## START
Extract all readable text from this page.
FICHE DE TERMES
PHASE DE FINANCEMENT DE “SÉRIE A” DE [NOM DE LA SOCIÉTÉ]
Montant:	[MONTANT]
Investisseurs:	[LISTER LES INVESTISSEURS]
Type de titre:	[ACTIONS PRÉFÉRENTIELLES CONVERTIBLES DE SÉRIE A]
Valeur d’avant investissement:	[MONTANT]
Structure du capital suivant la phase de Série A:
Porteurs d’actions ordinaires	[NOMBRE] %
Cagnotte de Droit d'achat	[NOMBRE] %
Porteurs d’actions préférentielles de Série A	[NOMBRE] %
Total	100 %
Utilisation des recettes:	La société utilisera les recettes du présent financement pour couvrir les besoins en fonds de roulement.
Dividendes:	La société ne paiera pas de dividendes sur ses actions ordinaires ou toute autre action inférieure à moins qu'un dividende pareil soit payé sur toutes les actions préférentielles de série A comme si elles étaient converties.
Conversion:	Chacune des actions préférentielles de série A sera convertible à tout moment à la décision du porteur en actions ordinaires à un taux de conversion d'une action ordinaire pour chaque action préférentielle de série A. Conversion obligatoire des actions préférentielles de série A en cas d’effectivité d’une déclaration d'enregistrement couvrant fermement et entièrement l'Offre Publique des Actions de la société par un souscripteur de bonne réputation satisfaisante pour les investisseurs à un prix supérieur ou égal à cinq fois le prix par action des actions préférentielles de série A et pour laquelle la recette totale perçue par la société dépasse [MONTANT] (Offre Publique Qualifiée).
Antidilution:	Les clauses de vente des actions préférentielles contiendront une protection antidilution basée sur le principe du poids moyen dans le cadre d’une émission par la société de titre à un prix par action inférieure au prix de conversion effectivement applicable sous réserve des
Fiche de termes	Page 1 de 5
## END
◆ Work to complete: Above are the records. Copy every line in them holding "ordinaires".

◆ Solved problem:
Porteurs d’actions ordinaires	[NOMBRE] %
Dividendes:	La société ne paiera pas de dividendes sur ses actions ordinaires ou toute autre action inférieure à moins qu'un dividende pareil soit payé sur toutes les actions préférentielles de série A comme si elles étaient converties.
Conversion:	Chacune des actions préférentielles de série A sera convertible à tout moment à la décision du porteur en actions ordinaires à un taux de conversion d'une action ordinaire pour chaque action préférentielle de série A. Conversion obligatoire des actions préférentielles de série A en cas d’effectivité d’une déclaration d'enregistrement couvrant fermement et entièrement l'Offre Publique des Actions de la société par un souscripteur de bonne réputation satisfaisante pour les investisseurs à un prix supérieur ou égal à cinq fois le prix par action des actions préférentielles de série A et pour laquelle la recette totale perçue par la société dépasse [MONTANT] (Offre Publique Qualifiée).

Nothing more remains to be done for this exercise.